DO THIS:
Continue the commentary on Poe's "The Murders in the Rue Morgue" from its final sentence onward.

DOCUMENT EXCERPT:
As the first detective murder mystery, Edgar Allen Poe’s short story “The Murder’s in the Rue Morgue” establishes a lot of the conventions and tropes of the genre as a whole. Poe gives us the genius recluse, as well as his intelligent, but ultimately normal, companion and narrator, the ineffective police, and the final reveal of the mystery (Ahem, Doyle you copycat, you). Suspension of disbelief plays a necessary role in these works of fiction. The genius-murder-mystery-solvers pull off a lot of mental feats that most people probably can’t. These feats are part of what makes the stories entertaining; they’re exciting and incredible, but at the same time no so unrealistic as to baffle the audience. SPOILER ALERT: in “Rue Morgue”, an orangutan committed the murder (Do you really need spoiler alerts for stories published in 1841? At what point can I just say whatever I want? What’s the etiquette on that, huh?). While the orangutan murderer is pretty out there in terms of later stories in the genre, Dupin’s (that’s our genius in this one: C. Auguste Dupin) method of solving the crime allows for continued suspension of disbelief. Dupin uses his logic and reasoning to discover how the murderer must have escaped, and what physical capabilities the murderer needed to pull off the crime, analyzing the bodies at the crime scene and their brutal injuries, the noises heard by first responders, and a little tuft of orange hair found in one of the victim’s hands. He deduces that only an orangutan could have pulled off the crime. Pretty far out… but maybe someone could do it with all the evidence Dupin gathers with his skills of observation.

RECORD EXCERPTS:
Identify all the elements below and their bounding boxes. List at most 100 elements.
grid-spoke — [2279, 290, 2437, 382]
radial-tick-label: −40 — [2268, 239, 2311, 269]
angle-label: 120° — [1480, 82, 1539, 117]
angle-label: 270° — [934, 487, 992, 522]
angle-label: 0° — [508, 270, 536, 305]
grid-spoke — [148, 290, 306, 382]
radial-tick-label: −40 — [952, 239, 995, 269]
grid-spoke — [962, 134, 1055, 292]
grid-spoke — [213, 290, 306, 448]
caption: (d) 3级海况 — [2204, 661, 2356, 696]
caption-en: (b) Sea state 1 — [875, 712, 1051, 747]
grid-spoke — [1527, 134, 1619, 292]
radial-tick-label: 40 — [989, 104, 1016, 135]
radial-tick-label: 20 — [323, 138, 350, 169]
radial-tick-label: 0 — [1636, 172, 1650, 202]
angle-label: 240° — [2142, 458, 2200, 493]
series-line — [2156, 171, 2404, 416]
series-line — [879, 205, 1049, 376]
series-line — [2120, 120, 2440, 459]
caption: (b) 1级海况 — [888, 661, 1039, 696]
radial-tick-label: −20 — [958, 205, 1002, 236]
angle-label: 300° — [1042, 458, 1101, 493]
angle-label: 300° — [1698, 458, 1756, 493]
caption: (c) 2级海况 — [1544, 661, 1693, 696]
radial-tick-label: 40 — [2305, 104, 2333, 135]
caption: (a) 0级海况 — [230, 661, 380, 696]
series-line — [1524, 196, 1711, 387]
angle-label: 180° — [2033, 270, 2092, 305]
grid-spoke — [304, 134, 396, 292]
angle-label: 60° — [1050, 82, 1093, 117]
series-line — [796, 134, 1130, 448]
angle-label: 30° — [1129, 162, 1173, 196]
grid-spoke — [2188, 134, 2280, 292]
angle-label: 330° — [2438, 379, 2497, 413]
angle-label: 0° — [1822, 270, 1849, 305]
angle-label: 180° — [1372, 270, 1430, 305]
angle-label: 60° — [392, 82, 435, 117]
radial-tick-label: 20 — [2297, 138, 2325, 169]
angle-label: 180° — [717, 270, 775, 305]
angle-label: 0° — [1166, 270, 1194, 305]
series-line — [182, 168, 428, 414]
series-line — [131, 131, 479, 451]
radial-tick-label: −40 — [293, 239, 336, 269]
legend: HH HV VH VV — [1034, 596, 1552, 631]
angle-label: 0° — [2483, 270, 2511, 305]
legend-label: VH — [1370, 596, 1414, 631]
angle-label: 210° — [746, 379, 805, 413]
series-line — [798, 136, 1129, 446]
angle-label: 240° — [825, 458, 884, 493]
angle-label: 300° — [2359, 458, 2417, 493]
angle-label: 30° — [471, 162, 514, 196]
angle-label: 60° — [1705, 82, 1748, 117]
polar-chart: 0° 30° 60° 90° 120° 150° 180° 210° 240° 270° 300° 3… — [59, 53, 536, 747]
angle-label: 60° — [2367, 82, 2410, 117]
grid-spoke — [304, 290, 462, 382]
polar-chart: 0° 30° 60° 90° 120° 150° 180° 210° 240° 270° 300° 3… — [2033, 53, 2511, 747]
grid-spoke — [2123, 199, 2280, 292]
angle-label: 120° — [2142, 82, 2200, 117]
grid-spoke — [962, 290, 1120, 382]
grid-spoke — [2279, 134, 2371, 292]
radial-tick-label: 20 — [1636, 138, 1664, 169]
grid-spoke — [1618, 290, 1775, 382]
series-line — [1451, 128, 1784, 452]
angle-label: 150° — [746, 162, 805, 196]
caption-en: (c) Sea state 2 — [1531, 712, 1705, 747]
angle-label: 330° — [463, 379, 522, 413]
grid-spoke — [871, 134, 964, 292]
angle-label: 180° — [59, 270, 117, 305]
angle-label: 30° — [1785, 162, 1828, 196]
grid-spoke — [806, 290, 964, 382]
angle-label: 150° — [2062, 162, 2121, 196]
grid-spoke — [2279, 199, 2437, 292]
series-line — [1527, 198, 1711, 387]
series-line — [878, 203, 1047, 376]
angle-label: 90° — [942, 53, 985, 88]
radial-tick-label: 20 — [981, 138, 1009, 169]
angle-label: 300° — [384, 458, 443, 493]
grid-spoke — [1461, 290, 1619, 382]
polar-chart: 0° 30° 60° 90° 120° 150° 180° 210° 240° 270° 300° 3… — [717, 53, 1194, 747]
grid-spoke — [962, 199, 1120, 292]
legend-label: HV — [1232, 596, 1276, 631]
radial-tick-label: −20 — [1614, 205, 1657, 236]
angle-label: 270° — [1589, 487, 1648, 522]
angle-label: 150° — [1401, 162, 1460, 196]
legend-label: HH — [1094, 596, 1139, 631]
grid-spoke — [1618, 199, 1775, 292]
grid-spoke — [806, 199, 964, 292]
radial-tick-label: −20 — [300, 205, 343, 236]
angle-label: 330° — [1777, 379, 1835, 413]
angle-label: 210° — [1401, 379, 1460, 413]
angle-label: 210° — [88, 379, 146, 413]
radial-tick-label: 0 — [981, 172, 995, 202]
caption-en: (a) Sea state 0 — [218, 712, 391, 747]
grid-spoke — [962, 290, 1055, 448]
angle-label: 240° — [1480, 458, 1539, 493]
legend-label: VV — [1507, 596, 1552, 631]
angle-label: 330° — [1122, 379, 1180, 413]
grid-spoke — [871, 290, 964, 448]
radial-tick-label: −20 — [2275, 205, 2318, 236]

RESPONSE:
Everything’s fine and dandy, right? NO EVERYTHING IS NOT. I’d like to address a specific trope in the genre that should challenge reader’s suspension of disbelief: mind-reading. Let’s look at a passage from the story:
We were strolling one night down a long dirty street, in the vicinity of the Palais Royal. Being both, apparently, occupied with thought, neither of us had spoken a syllable for fifteen minutes at least. All at once Dupin broke forth with these words:
“He is a very little fellow, that’s true, and would do better for the Theatre des Varietes.”
“There can be no doubt of that,” I replied, unwittingly, and not at first observing (so much had I been absorbed in reflection) the extraordinary manner in which the speaker had chimed in with my meditations. In an instant afterward I recollected myself, and my astonishment was profound.
“Dupin,” said I, gravely, “this is beyond my comprehension. I do not hesitate to say that I am amazed, and can scarcely credit my senses. How was it possible you should know I was thinking of—-?” Here I paused, to ascertain beyond a doubt whether he really knew of whom I thought.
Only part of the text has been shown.